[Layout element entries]
----

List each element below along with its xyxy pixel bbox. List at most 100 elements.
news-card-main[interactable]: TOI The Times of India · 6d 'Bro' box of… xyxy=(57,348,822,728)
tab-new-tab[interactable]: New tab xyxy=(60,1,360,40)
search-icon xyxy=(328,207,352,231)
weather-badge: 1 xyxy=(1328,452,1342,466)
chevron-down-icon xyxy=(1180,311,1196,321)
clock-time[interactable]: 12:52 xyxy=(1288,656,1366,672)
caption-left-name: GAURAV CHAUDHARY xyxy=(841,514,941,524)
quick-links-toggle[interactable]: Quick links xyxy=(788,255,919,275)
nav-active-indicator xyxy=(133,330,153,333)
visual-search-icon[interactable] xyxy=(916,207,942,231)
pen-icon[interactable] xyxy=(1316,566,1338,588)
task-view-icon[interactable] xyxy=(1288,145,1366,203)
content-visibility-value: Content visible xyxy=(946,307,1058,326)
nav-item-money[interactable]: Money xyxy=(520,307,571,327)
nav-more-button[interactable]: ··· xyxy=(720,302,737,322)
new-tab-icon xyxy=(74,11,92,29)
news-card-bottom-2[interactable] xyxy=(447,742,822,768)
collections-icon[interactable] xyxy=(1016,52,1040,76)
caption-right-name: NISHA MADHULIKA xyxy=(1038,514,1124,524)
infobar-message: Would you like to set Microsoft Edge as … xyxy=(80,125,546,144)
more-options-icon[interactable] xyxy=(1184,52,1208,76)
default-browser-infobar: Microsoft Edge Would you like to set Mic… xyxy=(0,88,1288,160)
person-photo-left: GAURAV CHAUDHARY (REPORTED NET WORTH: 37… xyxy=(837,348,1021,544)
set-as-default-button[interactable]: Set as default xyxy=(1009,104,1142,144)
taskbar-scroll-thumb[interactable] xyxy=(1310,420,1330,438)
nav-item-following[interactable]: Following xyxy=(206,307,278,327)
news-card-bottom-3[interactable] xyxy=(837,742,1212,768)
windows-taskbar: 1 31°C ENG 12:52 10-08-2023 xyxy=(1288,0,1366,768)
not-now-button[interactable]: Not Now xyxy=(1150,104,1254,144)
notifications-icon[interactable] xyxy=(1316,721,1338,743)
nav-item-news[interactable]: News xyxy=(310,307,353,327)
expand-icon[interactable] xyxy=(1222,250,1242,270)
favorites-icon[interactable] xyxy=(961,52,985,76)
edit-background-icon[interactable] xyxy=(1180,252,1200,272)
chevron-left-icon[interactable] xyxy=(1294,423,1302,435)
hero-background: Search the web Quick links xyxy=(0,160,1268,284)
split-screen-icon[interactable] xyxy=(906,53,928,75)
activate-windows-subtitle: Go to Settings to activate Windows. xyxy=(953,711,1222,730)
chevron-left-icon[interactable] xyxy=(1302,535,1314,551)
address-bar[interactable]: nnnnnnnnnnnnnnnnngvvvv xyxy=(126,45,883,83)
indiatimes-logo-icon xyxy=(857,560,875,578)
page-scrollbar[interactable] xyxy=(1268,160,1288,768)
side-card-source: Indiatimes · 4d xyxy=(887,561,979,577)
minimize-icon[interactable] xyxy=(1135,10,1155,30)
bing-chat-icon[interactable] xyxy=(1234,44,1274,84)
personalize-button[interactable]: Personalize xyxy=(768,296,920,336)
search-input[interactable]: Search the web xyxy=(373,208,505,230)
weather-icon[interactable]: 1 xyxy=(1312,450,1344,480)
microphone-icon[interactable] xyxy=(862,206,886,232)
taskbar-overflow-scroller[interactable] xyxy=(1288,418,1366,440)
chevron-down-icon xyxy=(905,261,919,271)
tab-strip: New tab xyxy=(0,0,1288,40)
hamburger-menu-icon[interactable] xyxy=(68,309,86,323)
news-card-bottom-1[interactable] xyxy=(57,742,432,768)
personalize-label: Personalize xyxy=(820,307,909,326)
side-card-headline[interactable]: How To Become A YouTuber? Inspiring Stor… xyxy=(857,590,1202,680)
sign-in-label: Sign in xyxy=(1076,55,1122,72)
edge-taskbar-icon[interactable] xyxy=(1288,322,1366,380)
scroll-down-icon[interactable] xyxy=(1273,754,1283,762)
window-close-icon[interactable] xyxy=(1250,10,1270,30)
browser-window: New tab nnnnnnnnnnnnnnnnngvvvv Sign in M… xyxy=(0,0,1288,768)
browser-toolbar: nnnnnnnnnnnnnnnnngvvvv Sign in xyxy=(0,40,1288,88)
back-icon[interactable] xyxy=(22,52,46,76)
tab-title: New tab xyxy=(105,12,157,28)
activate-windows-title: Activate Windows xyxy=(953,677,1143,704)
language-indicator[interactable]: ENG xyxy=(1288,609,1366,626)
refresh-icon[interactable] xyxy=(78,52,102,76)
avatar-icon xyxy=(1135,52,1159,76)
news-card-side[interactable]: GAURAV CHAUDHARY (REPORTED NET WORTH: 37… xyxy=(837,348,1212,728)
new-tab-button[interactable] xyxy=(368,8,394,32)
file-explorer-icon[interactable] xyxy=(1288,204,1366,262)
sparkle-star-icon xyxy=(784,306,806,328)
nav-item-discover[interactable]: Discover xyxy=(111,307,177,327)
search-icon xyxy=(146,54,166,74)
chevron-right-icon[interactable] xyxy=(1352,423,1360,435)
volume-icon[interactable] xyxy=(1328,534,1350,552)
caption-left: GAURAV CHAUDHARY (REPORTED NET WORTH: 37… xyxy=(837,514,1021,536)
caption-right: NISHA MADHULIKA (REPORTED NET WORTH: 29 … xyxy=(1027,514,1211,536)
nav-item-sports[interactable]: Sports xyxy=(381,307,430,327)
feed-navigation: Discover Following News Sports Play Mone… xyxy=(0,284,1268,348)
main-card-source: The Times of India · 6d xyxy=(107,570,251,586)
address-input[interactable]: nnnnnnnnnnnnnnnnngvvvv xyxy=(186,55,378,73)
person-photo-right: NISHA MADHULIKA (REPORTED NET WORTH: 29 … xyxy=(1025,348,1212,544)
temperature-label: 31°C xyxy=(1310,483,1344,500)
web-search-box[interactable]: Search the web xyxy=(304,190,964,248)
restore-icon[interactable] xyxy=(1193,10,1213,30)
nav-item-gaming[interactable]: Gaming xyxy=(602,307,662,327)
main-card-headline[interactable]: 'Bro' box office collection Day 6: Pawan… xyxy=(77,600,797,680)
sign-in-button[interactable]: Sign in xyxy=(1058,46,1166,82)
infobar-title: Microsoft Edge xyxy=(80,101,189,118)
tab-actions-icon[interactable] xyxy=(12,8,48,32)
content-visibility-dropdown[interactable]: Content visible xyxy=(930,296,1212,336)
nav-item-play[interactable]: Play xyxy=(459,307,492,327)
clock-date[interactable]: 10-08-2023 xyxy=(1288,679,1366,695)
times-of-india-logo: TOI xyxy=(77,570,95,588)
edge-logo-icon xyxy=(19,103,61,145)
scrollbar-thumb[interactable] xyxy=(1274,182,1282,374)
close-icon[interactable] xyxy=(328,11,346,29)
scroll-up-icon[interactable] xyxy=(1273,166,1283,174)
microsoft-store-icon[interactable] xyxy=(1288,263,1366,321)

----

_Work to do_.
Repeat every line of the material above word for word.

_The answer_.
List each element below along with its xyxy pixel bbox. List at most 100 elements.
news-card-main[interactable]: TOI The Times of India · 6d 'Bro' box of… xyxy=(57,348,822,728)
tab-new-tab[interactable]: New tab xyxy=(60,1,360,40)
search-icon xyxy=(328,207,352,231)
weather-badge: 1 xyxy=(1328,452,1342,466)
chevron-down-icon xyxy=(1180,311,1196,321)
clock-time[interactable]: 12:52 xyxy=(1288,656,1366,672)
caption-left-name: GAURAV CHAUDHARY xyxy=(841,514,941,524)
quick-links-toggle[interactable]: Quick links xyxy=(788,255,919,275)
nav-active-indicator xyxy=(133,330,153,333)
visual-search-icon[interactable] xyxy=(916,207,942,231)
pen-icon[interactable] xyxy=(1316,566,1338,588)
task-view-icon[interactable] xyxy=(1288,145,1366,203)
content-visibility-value: Content visible xyxy=(946,307,1058,326)
nav-item-money[interactable]: Money xyxy=(520,307,571,327)
nav-more-button[interactable]: ··· xyxy=(720,302,737,322)
new-tab-icon xyxy=(74,11,92,29)
news-card-bottom-2[interactable] xyxy=(447,742,822,768)
collections-icon[interactable] xyxy=(1016,52,1040,76)
caption-right-name: NISHA MADHULIKA xyxy=(1038,514,1124,524)
infobar-message: Would you like to set Microsoft Edge as … xyxy=(80,125,546,144)
more-options-icon[interactable] xyxy=(1184,52,1208,76)
default-browser-infobar: Microsoft Edge Would you like to set Mic… xyxy=(0,88,1288,160)
person-photo-left: GAURAV CHAUDHARY (REPORTED NET WORTH: 37… xyxy=(837,348,1021,544)
set-as-default-button[interactable]: Set as default xyxy=(1009,104,1142,144)
taskbar-scroll-thumb[interactable] xyxy=(1310,420,1330,438)
nav-item-following[interactable]: Following xyxy=(206,307,278,327)
news-card-bottom-3[interactable] xyxy=(837,742,1212,768)
windows-taskbar: 1 31°C ENG 12:52 10-08-2023 xyxy=(1288,0,1366,768)
not-now-button[interactable]: Not Now xyxy=(1150,104,1254,144)
notifications-icon[interactable] xyxy=(1316,721,1338,743)
nav-item-news[interactable]: News xyxy=(310,307,353,327)
expand-icon[interactable] xyxy=(1222,250,1242,270)
favorites-icon[interactable] xyxy=(961,52,985,76)
edit-background-icon[interactable] xyxy=(1180,252,1200,272)
chevron-left-icon[interactable] xyxy=(1294,423,1302,435)
hero-background: Search the web Quick links xyxy=(0,160,1268,284)
split-screen-icon[interactable] xyxy=(906,53,928,75)
activate-windows-subtitle: Go to Settings to activate Windows. xyxy=(953,711,1222,730)
chevron-left-icon[interactable] xyxy=(1302,535,1314,551)
address-bar[interactable]: nnnnnnnnnnnnnnnnngvvvv xyxy=(126,45,883,83)
indiatimes-logo-icon xyxy=(857,560,875,578)
page-scrollbar[interactable] xyxy=(1268,160,1288,768)
side-card-source: Indiatimes · 4d xyxy=(887,561,979,577)
minimize-icon[interactable] xyxy=(1135,10,1155,30)
bing-chat-icon[interactable] xyxy=(1234,44,1274,84)
personalize-button[interactable]: Personalize xyxy=(768,296,920,336)
search-input[interactable]: Search the web xyxy=(373,208,505,230)
weather-icon[interactable]: 1 xyxy=(1312,450,1344,480)
microphone-icon[interactable] xyxy=(862,206,886,232)
taskbar-overflow-scroller[interactable] xyxy=(1288,418,1366,440)
chevron-down-icon xyxy=(905,261,919,271)
tab-strip: New tab xyxy=(0,0,1288,40)
hamburger-menu-icon[interactable] xyxy=(68,309,86,323)
news-card-bottom-1[interactable] xyxy=(57,742,432,768)
personalize-label: Personalize xyxy=(820,307,909,326)
side-card-headline[interactable]: How To Become A YouTuber? Inspiring Stor… xyxy=(857,590,1202,680)
sign-in-label: Sign in xyxy=(1076,55,1122,72)
edge-taskbar-icon[interactable] xyxy=(1288,322,1366,380)
scroll-down-icon[interactable] xyxy=(1273,754,1283,762)
window-close-icon[interactable] xyxy=(1250,10,1270,30)
browser-window: New tab nnnnnnnnnnnnnnnnngvvvv Sign in M… xyxy=(0,0,1288,768)
browser-toolbar: nnnnnnnnnnnnnnnnngvvvv Sign in xyxy=(0,40,1288,88)
back-icon[interactable] xyxy=(22,52,46,76)
tab-title: New tab xyxy=(105,12,157,28)
activate-windows-title: Activate Windows xyxy=(953,677,1143,704)
language-indicator[interactable]: ENG xyxy=(1288,609,1366,626)
refresh-icon[interactable] xyxy=(78,52,102,76)
avatar-icon xyxy=(1135,52,1159,76)
news-card-side[interactable]: GAURAV CHAUDHARY (REPORTED NET WORTH: 37… xyxy=(837,348,1212,728)
new-tab-button[interactable] xyxy=(368,8,394,32)
file-explorer-icon[interactable] xyxy=(1288,204,1366,262)
sparkle-star-icon xyxy=(784,306,806,328)
nav-item-discover[interactable]: Discover xyxy=(111,307,177,327)
search-icon xyxy=(146,54,166,74)
chevron-right-icon[interactable] xyxy=(1352,423,1360,435)
volume-icon[interactable] xyxy=(1328,534,1350,552)
caption-left: GAURAV CHAUDHARY (REPORTED NET WORTH: 37… xyxy=(837,514,1021,536)
caption-right: NISHA MADHULIKA (REPORTED NET WORTH: 29 … xyxy=(1027,514,1211,536)
nav-item-sports[interactable]: Sports xyxy=(381,307,430,327)
feed-navigation: Discover Following News Sports Play Mone… xyxy=(0,284,1268,348)
main-card-source: The Times of India · 6d xyxy=(107,570,251,586)
address-input[interactable]: nnnnnnnnnnnnnnnnngvvvv xyxy=(186,55,378,73)
person-photo-right: NISHA MADHULIKA (REPORTED NET WORTH: 29 … xyxy=(1025,348,1212,544)
temperature-label: 31°C xyxy=(1310,483,1344,500)
web-search-box[interactable]: Search the web xyxy=(304,190,964,248)
restore-icon[interactable] xyxy=(1193,10,1213,30)
nav-item-gaming[interactable]: Gaming xyxy=(602,307,662,327)
main-card-headline[interactable]: 'Bro' box office collection Day 6: Pawan… xyxy=(77,600,797,680)
sign-in-button[interactable]: Sign in xyxy=(1058,46,1166,82)
infobar-title: Microsoft Edge xyxy=(80,101,189,118)
tab-actions-icon[interactable] xyxy=(12,8,48,32)
content-visibility-dropdown[interactable]: Content visible xyxy=(930,296,1212,336)
nav-item-play[interactable]: Play xyxy=(459,307,492,327)
clock-date[interactable]: 10-08-2023 xyxy=(1288,679,1366,695)
times-of-india-logo: TOI xyxy=(77,570,95,588)
edge-logo-icon xyxy=(19,103,61,145)
scrollbar-thumb[interactable] xyxy=(1274,182,1282,374)
close-icon[interactable] xyxy=(328,11,346,29)
scroll-up-icon[interactable] xyxy=(1273,166,1283,174)
microsoft-store-icon[interactable] xyxy=(1288,263,1366,321)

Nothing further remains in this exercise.